- **What you are asked to do**:
Write out the full listing exactly as given, minus the images.

Collected data entries
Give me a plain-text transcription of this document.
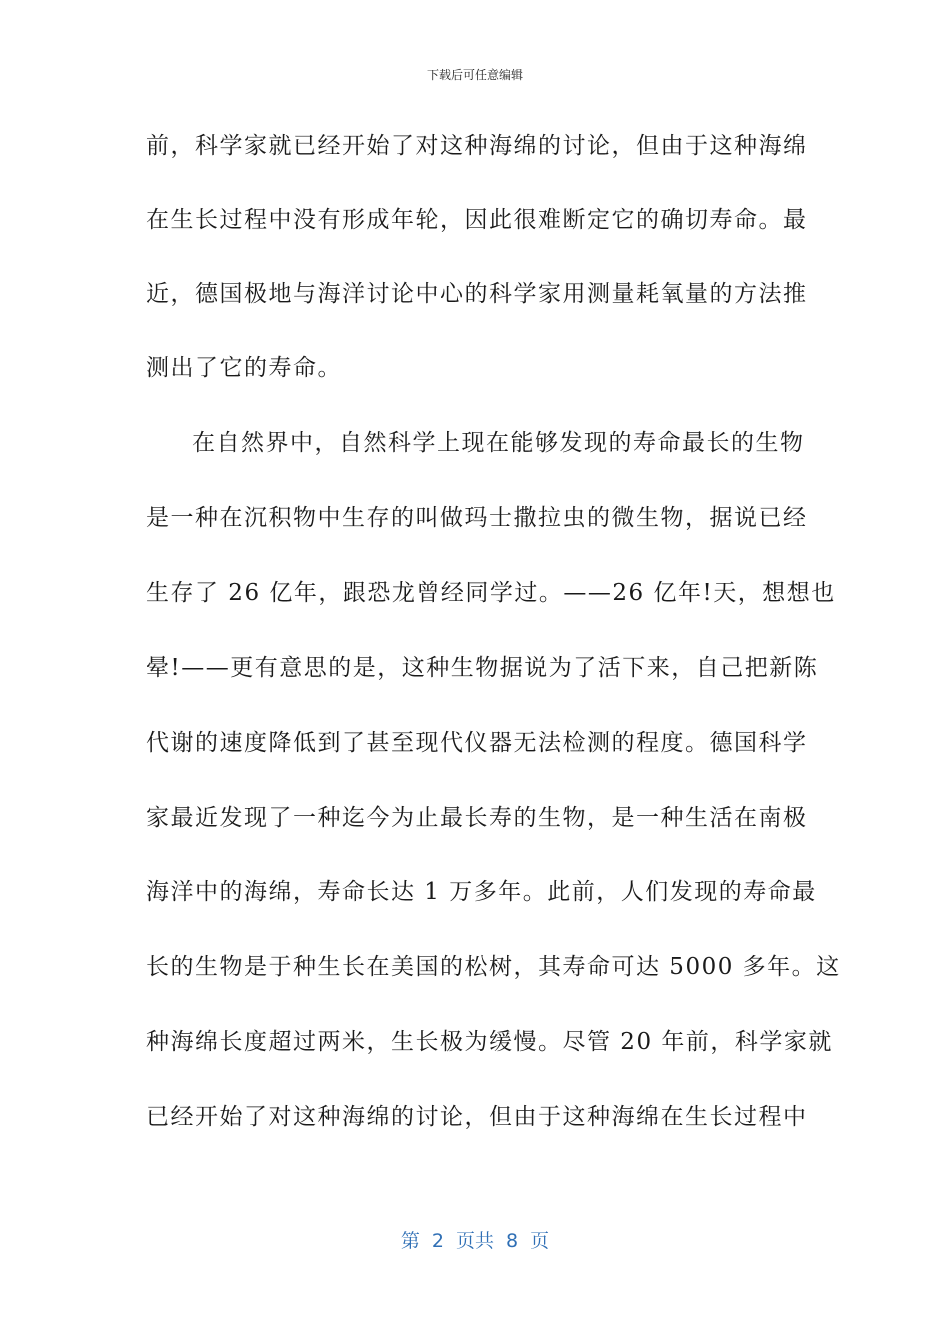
下载后可任意编辑
前，科学家就已经开始了对这种海绵的讨论，但由于这种海绵
在生长过程中没有形成年轮，因此很难断定它的确切寿命。最
近，德国极地与海洋讨论中心的科学家用测量耗氧量的方法推
测出了它的寿命。
在自然界中，自然科学上现在能够发现的寿命最长的生物
是一种在沉积物中生存的叫做玛士撒拉虫的微生物，据说已经
生存了 26 亿年，跟恐龙曾经同学过。——26 亿年!天，想想也
晕!——更有意思的是，这种生物据说为了活下来，自己把新陈
代谢的速度降低到了甚至现代仪器无法检测的程度。德国科学
家最近发现了一种迄今为止最长寿的生物，是一种生活在南极
海洋中的海绵，寿命长达 1 万多年。此前，人们发现的寿命最
长的生物是于种生长在美国的松树，其寿命可达 5000 多年。这
种海绵长度超过两米，生长极为缓慢。尽管 20 年前，科学家就
已经开始了对这种海绵的讨论，但由于这种海绵在生长过程中
第 2 页共 8 页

- **Solution for this problem**:
Give me a plain-text transcription of this document.
下载后可任意编辑
前，科学家就已经开始了对这种海绵的讨论，但由于这种海绵
在生长过程中没有形成年轮，因此很难断定它的确切寿命。最
近，德国极地与海洋讨论中心的科学家用测量耗氧量的方法推
测出了它的寿命。
在自然界中，自然科学上现在能够发现的寿命最长的生物
是一种在沉积物中生存的叫做玛士撒拉虫的微生物，据说已经
生存了 26 亿年，跟恐龙曾经同学过。——26 亿年!天，想想也
晕!——更有意思的是，这种生物据说为了活下来，自己把新陈
代谢的速度降低到了甚至现代仪器无法检测的程度。德国科学
家最近发现了一种迄今为止最长寿的生物，是一种生活在南极
海洋中的海绵，寿命长达 1 万多年。此前，人们发现的寿命最
长的生物是于种生长在美国的松树，其寿命可达 5000 多年。这
种海绵长度超过两米，生长极为缓慢。尽管 20 年前，科学家就
已经开始了对这种海绵的讨论，但由于这种海绵在生长过程中
第 2 页共 8 页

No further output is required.